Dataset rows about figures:
— start —

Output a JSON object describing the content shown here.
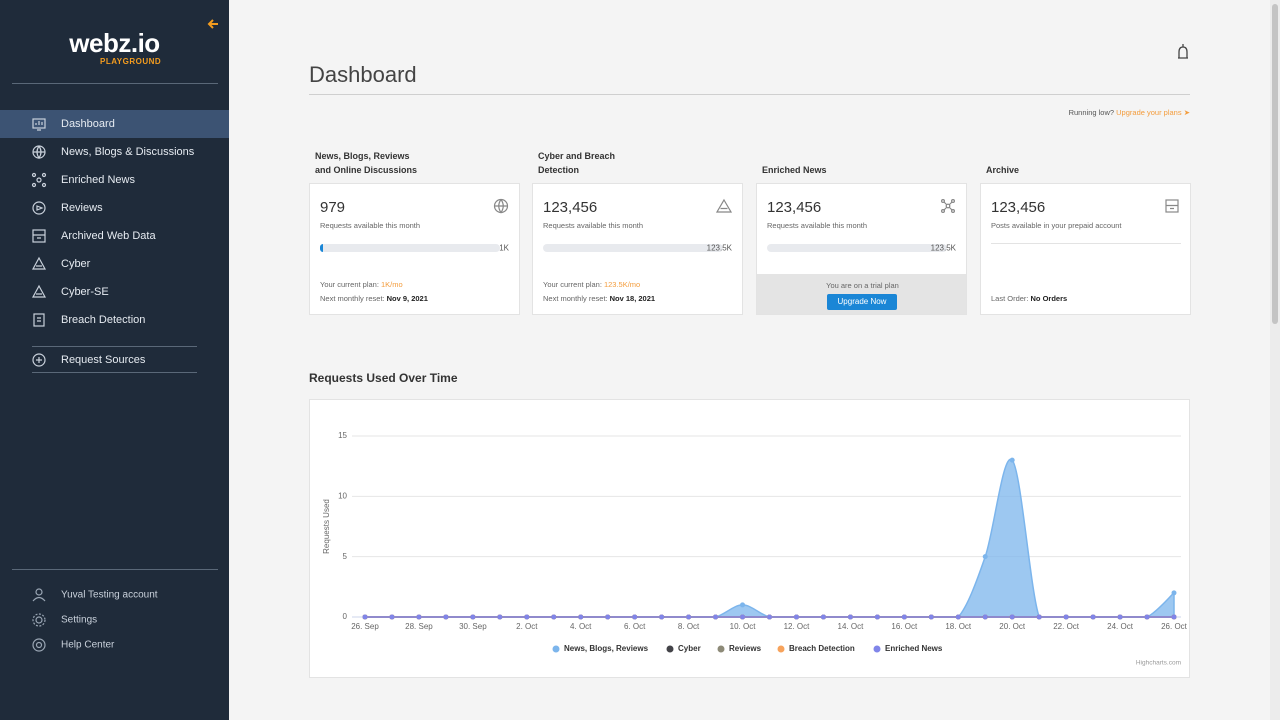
{
  "sidebar": {
    "logo": "webz.io",
    "logo_sub": "PLAYGROUND",
    "nav": [
      "Dashboard",
      "News, Blogs & Discussions",
      "Enriched News",
      "Reviews",
      "Archived Web Data",
      "Cyber",
      "Cyber-SE",
      "Breach Detection"
    ],
    "request_sources": "Request Sources",
    "footer": [
      "Yuval Testing account",
      "Settings",
      "Help Center"
    ]
  },
  "header": {
    "title": "Dashboard",
    "notice": "Running low?",
    "notice_link": "Upgrade your plans"
  },
  "cards": [
    {
      "title": "News, Blogs, Reviews and Online Discussions",
      "value": "979",
      "caption": "Requests available this month",
      "limit": "1K",
      "plan_label": "Your current plan:",
      "plan": "1K/mo",
      "reset_label": "Next monthly reset:",
      "reset": "Nov 9, 2021"
    },
    {
      "title": "Cyber and Breach Detection",
      "value": "123,456",
      "caption": "Requests available this month",
      "limit": "123.5K",
      "plan_label": "Your current plan:",
      "plan": "123.5K/mo",
      "reset_label": "Next monthly reset:",
      "reset": "Nov 18, 2021"
    },
    {
      "title": "Enriched News",
      "value": "123,456",
      "caption": "Requests available this month",
      "limit": "123.5K",
      "trial": "You are on a trial plan",
      "button": "Upgrade Now"
    },
    {
      "title": "Archive",
      "value": "123,456",
      "caption": "Posts available in your prepaid account",
      "order_label": "Last Order:",
      "order": "No Orders"
    }
  ],
  "chart_data": {
    "type": "area",
    "title": "Requests Used Over Time",
    "y_label": "Requests Used",
    "credits": "Highcharts.com",
    "categories": [
      "26. Sep",
      null,
      "28. Sep",
      null,
      "30. Sep",
      null,
      "2. Oct",
      null,
      "4. Oct",
      null,
      "6. Oct",
      null,
      "8. Oct",
      null,
      "10. Oct",
      null,
      "12. Oct",
      null,
      "14. Oct",
      null,
      "16. Oct",
      null,
      "18. Oct",
      null,
      "20. Oct",
      null,
      "22. Oct",
      null,
      "24. Oct",
      null,
      "26. Oct"
    ],
    "series": [
      {
        "name": "News, Blogs, Reviews",
        "color": "#7cb5ec",
        "values": [
          0,
          0,
          0,
          0,
          0,
          0,
          0,
          0,
          0,
          0,
          0,
          0,
          0,
          0,
          1,
          0,
          0,
          0,
          0,
          0,
          0,
          0,
          0,
          5,
          13,
          0,
          0,
          0,
          0,
          0,
          2
        ]
      },
      {
        "name": "Cyber",
        "color": "#434348",
        "values": [
          0,
          0,
          0,
          0,
          0,
          0,
          0,
          0,
          0,
          0,
          0,
          0,
          0,
          0,
          0,
          0,
          0,
          0,
          0,
          0,
          0,
          0,
          0,
          0,
          0,
          0,
          0,
          0,
          0,
          0,
          0
        ]
      },
      {
        "name": "Reviews",
        "color": "#8d8a78",
        "values": [
          0,
          0,
          0,
          0,
          0,
          0,
          0,
          0,
          0,
          0,
          0,
          0,
          0,
          0,
          0,
          0,
          0,
          0,
          0,
          0,
          0,
          0,
          0,
          0,
          0,
          0,
          0,
          0,
          0,
          0,
          0
        ]
      },
      {
        "name": "Breach Detection",
        "color": "#f7a35c",
        "values": [
          0,
          0,
          0,
          0,
          0,
          0,
          0,
          0,
          0,
          0,
          0,
          0,
          0,
          0,
          0,
          0,
          0,
          0,
          0,
          0,
          0,
          0,
          0,
          0,
          0,
          0,
          0,
          0,
          0,
          0,
          0
        ]
      },
      {
        "name": "Enriched News",
        "color": "#8085e9",
        "values": [
          0,
          0,
          0,
          0,
          0,
          0,
          0,
          0,
          0,
          0,
          0,
          0,
          0,
          0,
          0,
          0,
          0,
          0,
          0,
          0,
          0,
          0,
          0,
          0,
          0,
          0,
          0,
          0,
          0,
          0,
          0
        ]
      }
    ],
    "ylim": [
      0,
      15
    ],
    "yticks": [
      0,
      5,
      10,
      15
    ],
    "grid": true
  }
}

— end —

THE PROBLEM: Omit all pictures while transcribing the entries verbatim.

OUTPUT OF THE TASK:
Output a JSON object describing the content shown here.
{
  "sidebar": {
    "logo": "webz.io",
    "logo_sub": "PLAYGROUND",
    "nav": [
      "Dashboard",
      "News, Blogs & Discussions",
      "Enriched News",
      "Reviews",
      "Archived Web Data",
      "Cyber",
      "Cyber-SE",
      "Breach Detection"
    ],
    "request_sources": "Request Sources",
    "footer": [
      "Yuval Testing account",
      "Settings",
      "Help Center"
    ]
  },
  "header": {
    "title": "Dashboard",
    "notice": "Running low?",
    "notice_link": "Upgrade your plans"
  },
  "cards": [
    {
      "title": "News, Blogs, Reviews and Online Discussions",
      "value": "979",
      "caption": "Requests available this month",
      "limit": "1K",
      "plan_label": "Your current plan:",
      "plan": "1K/mo",
      "reset_label": "Next monthly reset:",
      "reset": "Nov 9, 2021"
    },
    {
      "title": "Cyber and Breach Detection",
      "value": "123,456",
      "caption": "Requests available this month",
      "limit": "123.5K",
      "plan_label": "Your current plan:",
      "plan": "123.5K/mo",
      "reset_label": "Next monthly reset:",
      "reset": "Nov 18, 2021"
    },
    {
      "title": "Enriched News",
      "value": "123,456",
      "caption": "Requests available this month",
      "limit": "123.5K",
      "trial": "You are on a trial plan",
      "button": "Upgrade Now"
    },
    {
      "title": "Archive",
      "value": "123,456",
      "caption": "Posts available in your prepaid account",
      "order_label": "Last Order:",
      "order": "No Orders"
    }
  ],
  "chart_data": {
    "type": "area",
    "title": "Requests Used Over Time",
    "y_label": "Requests Used",
    "credits": "Highcharts.com",
    "categories": [
      "26. Sep",
      null,
      "28. Sep",
      null,
      "30. Sep",
      null,
      "2. Oct",
      null,
      "4. Oct",
      null,
      "6. Oct",
      null,
      "8. Oct",
      null,
      "10. Oct",
      null,
      "12. Oct",
      null,
      "14. Oct",
      null,
      "16. Oct",
      null,
      "18. Oct",
      null,
      "20. Oct",
      null,
      "22. Oct",
      null,
      "24. Oct",
      null,
      "26. Oct"
    ],
    "series": [
      {
        "name": "News, Blogs, Reviews",
        "color": "#7cb5ec",
        "values": [
          0,
          0,
          0,
          0,
          0,
          0,
          0,
          0,
          0,
          0,
          0,
          0,
          0,
          0,
          1,
          0,
          0,
          0,
          0,
          0,
          0,
          0,
          0,
          5,
          13,
          0,
          0,
          0,
          0,
          0,
          2
        ]
      },
      {
        "name": "Cyber",
        "color": "#434348",
        "values": [
          0,
          0,
          0,
          0,
          0,
          0,
          0,
          0,
          0,
          0,
          0,
          0,
          0,
          0,
          0,
          0,
          0,
          0,
          0,
          0,
          0,
          0,
          0,
          0,
          0,
          0,
          0,
          0,
          0,
          0,
          0
        ]
      },
      {
        "name": "Reviews",
        "color": "#8d8a78",
        "values": [
          0,
          0,
          0,
          0,
          0,
          0,
          0,
          0,
          0,
          0,
          0,
          0,
          0,
          0,
          0,
          0,
          0,
          0,
          0,
          0,
          0,
          0,
          0,
          0,
          0,
          0,
          0,
          0,
          0,
          0,
          0
        ]
      },
      {
        "name": "Breach Detection",
        "color": "#f7a35c",
        "values": [
          0,
          0,
          0,
          0,
          0,
          0,
          0,
          0,
          0,
          0,
          0,
          0,
          0,
          0,
          0,
          0,
          0,
          0,
          0,
          0,
          0,
          0,
          0,
          0,
          0,
          0,
          0,
          0,
          0,
          0,
          0
        ]
      },
      {
        "name": "Enriched News",
        "color": "#8085e9",
        "values": [
          0,
          0,
          0,
          0,
          0,
          0,
          0,
          0,
          0,
          0,
          0,
          0,
          0,
          0,
          0,
          0,
          0,
          0,
          0,
          0,
          0,
          0,
          0,
          0,
          0,
          0,
          0,
          0,
          0,
          0,
          0
        ]
      }
    ],
    "ylim": [
      0,
      15
    ],
    "yticks": [
      0,
      5,
      10,
      15
    ],
    "grid": true
  }
}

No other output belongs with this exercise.